WORK INSTRUCTIONS -
Omit the images. Copy each entry word for word.

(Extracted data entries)
|---|

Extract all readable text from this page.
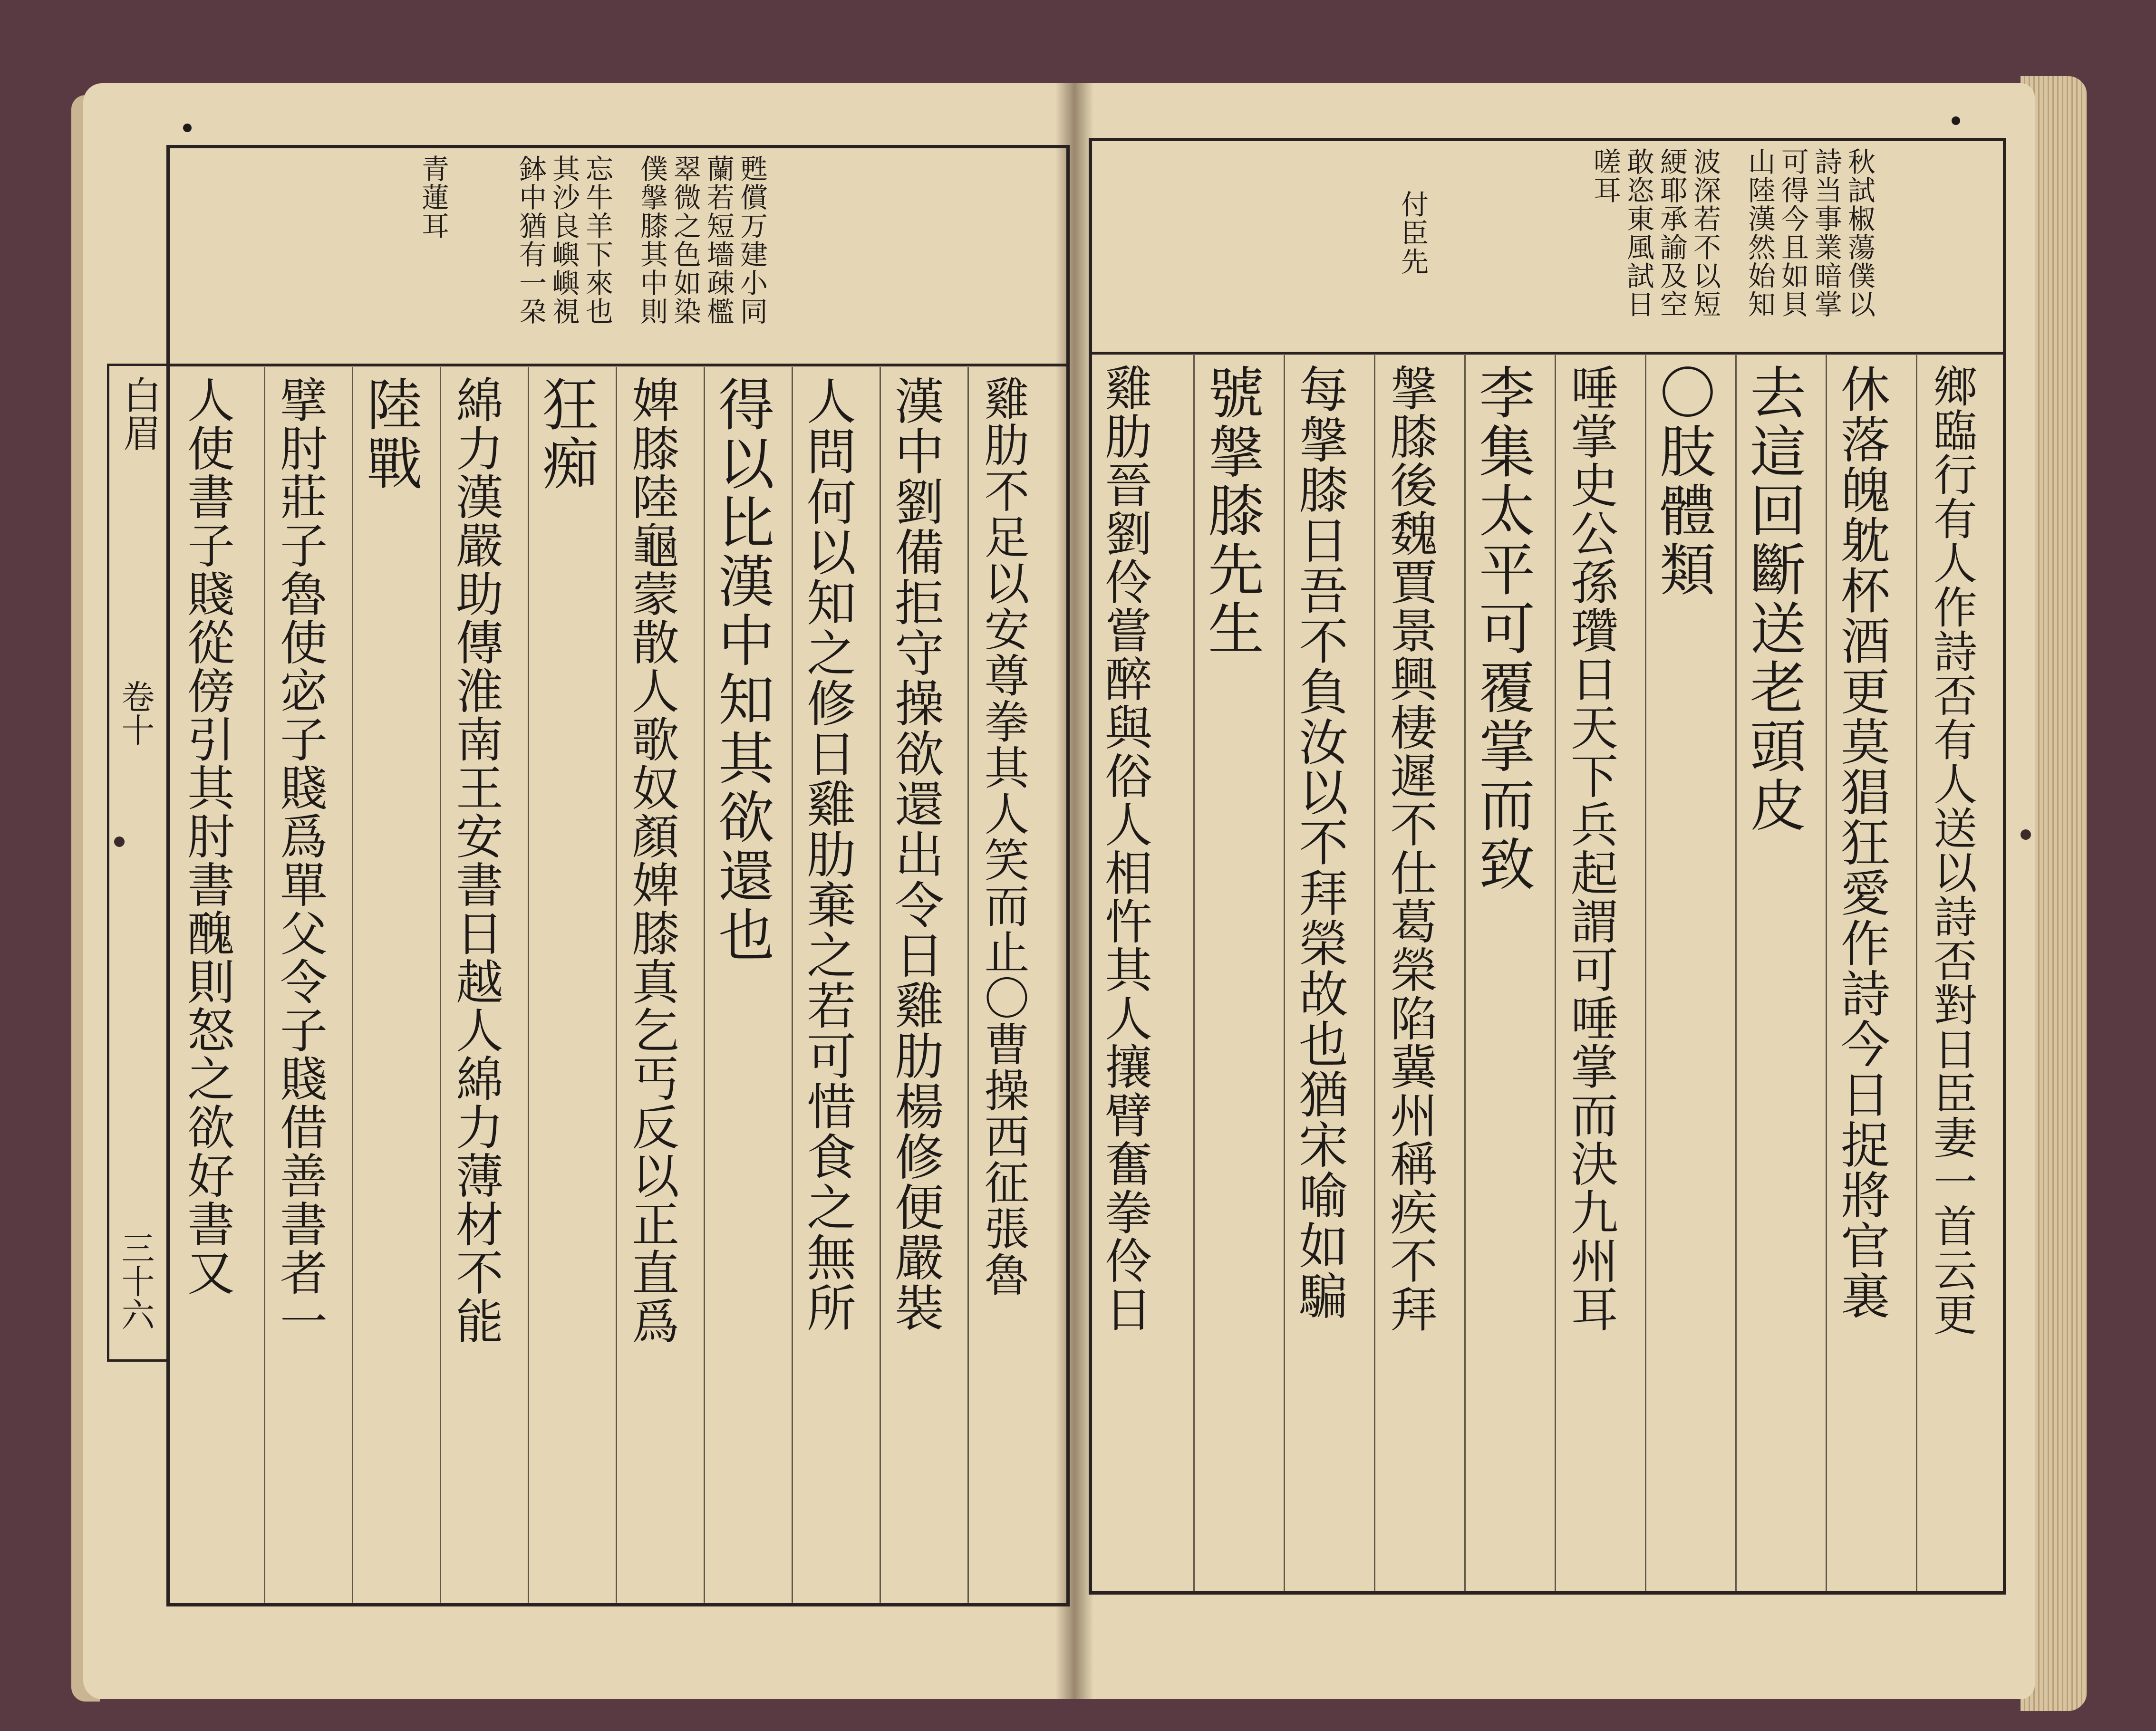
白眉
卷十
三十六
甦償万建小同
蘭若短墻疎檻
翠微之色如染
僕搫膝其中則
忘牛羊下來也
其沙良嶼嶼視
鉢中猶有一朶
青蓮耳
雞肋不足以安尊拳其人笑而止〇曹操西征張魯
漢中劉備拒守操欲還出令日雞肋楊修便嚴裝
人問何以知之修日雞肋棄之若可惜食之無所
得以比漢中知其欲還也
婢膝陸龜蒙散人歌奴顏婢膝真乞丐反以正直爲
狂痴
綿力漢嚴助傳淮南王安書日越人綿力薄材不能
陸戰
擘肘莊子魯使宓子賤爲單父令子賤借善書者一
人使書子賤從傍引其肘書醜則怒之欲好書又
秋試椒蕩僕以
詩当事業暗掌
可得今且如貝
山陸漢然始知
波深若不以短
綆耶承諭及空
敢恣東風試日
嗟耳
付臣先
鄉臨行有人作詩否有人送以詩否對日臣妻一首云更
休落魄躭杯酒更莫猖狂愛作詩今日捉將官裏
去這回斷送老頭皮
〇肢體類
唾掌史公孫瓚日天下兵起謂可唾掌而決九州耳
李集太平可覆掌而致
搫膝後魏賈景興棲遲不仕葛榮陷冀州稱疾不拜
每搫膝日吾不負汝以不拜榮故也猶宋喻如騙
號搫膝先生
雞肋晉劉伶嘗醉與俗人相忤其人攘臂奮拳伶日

|---|

THE RESPONSE -
Extract all readable text from this page.
白眉
卷十
三十六
甦償万建小同
蘭若短墻疎檻
翠微之色如染
僕搫膝其中則
忘牛羊下來也
其沙良嶼嶼視
鉢中猶有一朶
青蓮耳
雞肋不足以安尊拳其人笑而止〇曹操西征張魯
漢中劉備拒守操欲還出令日雞肋楊修便嚴裝
人問何以知之修日雞肋棄之若可惜食之無所
得以比漢中知其欲還也
婢膝陸龜蒙散人歌奴顏婢膝真乞丐反以正直爲
狂痴
綿力漢嚴助傳淮南王安書日越人綿力薄材不能
陸戰
擘肘莊子魯使宓子賤爲單父令子賤借善書者一
人使書子賤從傍引其肘書醜則怒之欲好書又
秋試椒蕩僕以
詩当事業暗掌
可得今且如貝
山陸漢然始知
波深若不以短
綆耶承諭及空
敢恣東風試日
嗟耳
付臣先
鄉臨行有人作詩否有人送以詩否對日臣妻一首云更
休落魄躭杯酒更莫猖狂愛作詩今日捉將官裏
去這回斷送老頭皮
〇肢體類
唾掌史公孫瓚日天下兵起謂可唾掌而決九州耳
李集太平可覆掌而致
搫膝後魏賈景興棲遲不仕葛榮陷冀州稱疾不拜
每搫膝日吾不負汝以不拜榮故也猶宋喻如騙
號搫膝先生
雞肋晉劉伶嘗醉與俗人相忤其人攘臂奮拳伶日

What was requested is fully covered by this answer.